▸ STATED GOAL
Can you restate the records below word for word?

Entries from a dataset
****
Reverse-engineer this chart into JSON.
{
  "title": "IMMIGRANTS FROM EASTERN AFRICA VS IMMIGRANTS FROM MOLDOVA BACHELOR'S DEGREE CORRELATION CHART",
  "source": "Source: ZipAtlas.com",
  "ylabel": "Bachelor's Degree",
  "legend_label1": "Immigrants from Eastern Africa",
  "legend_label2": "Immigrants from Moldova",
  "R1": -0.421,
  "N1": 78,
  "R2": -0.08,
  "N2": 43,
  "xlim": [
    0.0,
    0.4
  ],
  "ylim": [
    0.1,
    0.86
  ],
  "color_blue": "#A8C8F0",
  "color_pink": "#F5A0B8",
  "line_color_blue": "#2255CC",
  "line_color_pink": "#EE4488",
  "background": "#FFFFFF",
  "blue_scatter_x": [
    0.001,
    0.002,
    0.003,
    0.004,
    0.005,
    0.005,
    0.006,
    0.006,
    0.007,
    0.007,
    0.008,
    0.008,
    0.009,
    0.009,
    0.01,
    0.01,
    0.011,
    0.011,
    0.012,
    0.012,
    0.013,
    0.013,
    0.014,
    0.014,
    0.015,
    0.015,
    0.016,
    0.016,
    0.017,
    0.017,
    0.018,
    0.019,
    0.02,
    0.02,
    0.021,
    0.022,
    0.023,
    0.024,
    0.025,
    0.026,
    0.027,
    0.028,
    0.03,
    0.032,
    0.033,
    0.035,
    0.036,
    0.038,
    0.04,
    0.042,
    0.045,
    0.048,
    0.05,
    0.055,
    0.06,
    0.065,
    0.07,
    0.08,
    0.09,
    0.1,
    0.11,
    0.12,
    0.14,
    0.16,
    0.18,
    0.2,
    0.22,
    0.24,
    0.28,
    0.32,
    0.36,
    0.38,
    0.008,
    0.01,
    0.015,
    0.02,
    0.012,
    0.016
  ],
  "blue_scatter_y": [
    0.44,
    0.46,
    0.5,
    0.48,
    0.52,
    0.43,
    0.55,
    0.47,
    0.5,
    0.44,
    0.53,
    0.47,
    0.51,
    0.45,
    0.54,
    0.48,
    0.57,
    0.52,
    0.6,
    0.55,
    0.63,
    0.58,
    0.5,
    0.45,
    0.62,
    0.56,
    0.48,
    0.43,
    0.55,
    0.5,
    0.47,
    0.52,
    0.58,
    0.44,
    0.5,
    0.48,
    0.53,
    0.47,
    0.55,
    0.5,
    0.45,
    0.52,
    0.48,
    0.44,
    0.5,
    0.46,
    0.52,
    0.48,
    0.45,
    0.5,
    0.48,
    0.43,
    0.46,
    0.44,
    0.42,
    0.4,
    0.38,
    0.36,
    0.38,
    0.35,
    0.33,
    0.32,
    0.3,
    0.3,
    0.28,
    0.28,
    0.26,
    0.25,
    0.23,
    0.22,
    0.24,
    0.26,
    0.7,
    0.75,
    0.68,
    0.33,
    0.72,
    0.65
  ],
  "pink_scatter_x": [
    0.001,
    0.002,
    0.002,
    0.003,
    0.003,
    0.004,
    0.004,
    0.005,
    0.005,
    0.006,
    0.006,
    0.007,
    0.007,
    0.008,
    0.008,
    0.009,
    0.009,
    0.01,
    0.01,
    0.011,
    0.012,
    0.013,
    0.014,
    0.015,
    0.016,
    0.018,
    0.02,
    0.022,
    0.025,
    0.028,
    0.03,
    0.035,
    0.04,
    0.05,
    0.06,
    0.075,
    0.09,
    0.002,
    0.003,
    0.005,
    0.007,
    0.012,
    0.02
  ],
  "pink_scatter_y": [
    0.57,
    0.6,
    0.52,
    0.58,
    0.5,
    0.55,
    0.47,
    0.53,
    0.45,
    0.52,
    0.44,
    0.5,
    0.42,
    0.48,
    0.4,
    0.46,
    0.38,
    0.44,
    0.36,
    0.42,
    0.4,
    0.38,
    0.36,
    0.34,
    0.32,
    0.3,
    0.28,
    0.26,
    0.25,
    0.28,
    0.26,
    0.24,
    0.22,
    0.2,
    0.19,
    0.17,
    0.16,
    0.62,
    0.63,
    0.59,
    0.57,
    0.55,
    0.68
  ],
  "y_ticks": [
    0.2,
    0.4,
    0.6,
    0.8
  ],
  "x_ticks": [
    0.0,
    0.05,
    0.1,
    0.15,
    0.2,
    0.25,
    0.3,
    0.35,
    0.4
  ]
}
****
▸ OUTPUT OF THE TASK
Reverse-engineer this chart into JSON.
{
  "title": "IMMIGRANTS FROM EASTERN AFRICA VS IMMIGRANTS FROM MOLDOVA BACHELOR'S DEGREE CORRELATION CHART",
  "source": "Source: ZipAtlas.com",
  "ylabel": "Bachelor's Degree",
  "legend_label1": "Immigrants from Eastern Africa",
  "legend_label2": "Immigrants from Moldova",
  "R1": -0.421,
  "N1": 78,
  "R2": -0.08,
  "N2": 43,
  "xlim": [
    0.0,
    0.4
  ],
  "ylim": [
    0.1,
    0.86
  ],
  "color_blue": "#A8C8F0",
  "color_pink": "#F5A0B8",
  "line_color_blue": "#2255CC",
  "line_color_pink": "#EE4488",
  "background": "#FFFFFF",
  "blue_scatter_x": [
    0.001,
    0.002,
    0.003,
    0.004,
    0.005,
    0.005,
    0.006,
    0.006,
    0.007,
    0.007,
    0.008,
    0.008,
    0.009,
    0.009,
    0.01,
    0.01,
    0.011,
    0.011,
    0.012,
    0.012,
    0.013,
    0.013,
    0.014,
    0.014,
    0.015,
    0.015,
    0.016,
    0.016,
    0.017,
    0.017,
    0.018,
    0.019,
    0.02,
    0.02,
    0.021,
    0.022,
    0.023,
    0.024,
    0.025,
    0.026,
    0.027,
    0.028,
    0.03,
    0.032,
    0.033,
    0.035,
    0.036,
    0.038,
    0.04,
    0.042,
    0.045,
    0.048,
    0.05,
    0.055,
    0.06,
    0.065,
    0.07,
    0.08,
    0.09,
    0.1,
    0.11,
    0.12,
    0.14,
    0.16,
    0.18,
    0.2,
    0.22,
    0.24,
    0.28,
    0.32,
    0.36,
    0.38,
    0.008,
    0.01,
    0.015,
    0.02,
    0.012,
    0.016
  ],
  "blue_scatter_y": [
    0.44,
    0.46,
    0.5,
    0.48,
    0.52,
    0.43,
    0.55,
    0.47,
    0.5,
    0.44,
    0.53,
    0.47,
    0.51,
    0.45,
    0.54,
    0.48,
    0.57,
    0.52,
    0.6,
    0.55,
    0.63,
    0.58,
    0.5,
    0.45,
    0.62,
    0.56,
    0.48,
    0.43,
    0.55,
    0.5,
    0.47,
    0.52,
    0.58,
    0.44,
    0.5,
    0.48,
    0.53,
    0.47,
    0.55,
    0.5,
    0.45,
    0.52,
    0.48,
    0.44,
    0.5,
    0.46,
    0.52,
    0.48,
    0.45,
    0.5,
    0.48,
    0.43,
    0.46,
    0.44,
    0.42,
    0.4,
    0.38,
    0.36,
    0.38,
    0.35,
    0.33,
    0.32,
    0.3,
    0.3,
    0.28,
    0.28,
    0.26,
    0.25,
    0.23,
    0.22,
    0.24,
    0.26,
    0.7,
    0.75,
    0.68,
    0.33,
    0.72,
    0.65
  ],
  "pink_scatter_x": [
    0.001,
    0.002,
    0.002,
    0.003,
    0.003,
    0.004,
    0.004,
    0.005,
    0.005,
    0.006,
    0.006,
    0.007,
    0.007,
    0.008,
    0.008,
    0.009,
    0.009,
    0.01,
    0.01,
    0.011,
    0.012,
    0.013,
    0.014,
    0.015,
    0.016,
    0.018,
    0.02,
    0.022,
    0.025,
    0.028,
    0.03,
    0.035,
    0.04,
    0.05,
    0.06,
    0.075,
    0.09,
    0.002,
    0.003,
    0.005,
    0.007,
    0.012,
    0.02
  ],
  "pink_scatter_y": [
    0.57,
    0.6,
    0.52,
    0.58,
    0.5,
    0.55,
    0.47,
    0.53,
    0.45,
    0.52,
    0.44,
    0.5,
    0.42,
    0.48,
    0.4,
    0.46,
    0.38,
    0.44,
    0.36,
    0.42,
    0.4,
    0.38,
    0.36,
    0.34,
    0.32,
    0.3,
    0.28,
    0.26,
    0.25,
    0.28,
    0.26,
    0.24,
    0.22,
    0.2,
    0.19,
    0.17,
    0.16,
    0.62,
    0.63,
    0.59,
    0.57,
    0.55,
    0.68
  ],
  "y_ticks": [
    0.2,
    0.4,
    0.6,
    0.8
  ],
  "x_ticks": [
    0.0,
    0.05,
    0.1,
    0.15,
    0.2,
    0.25,
    0.3,
    0.35,
    0.4
  ]
}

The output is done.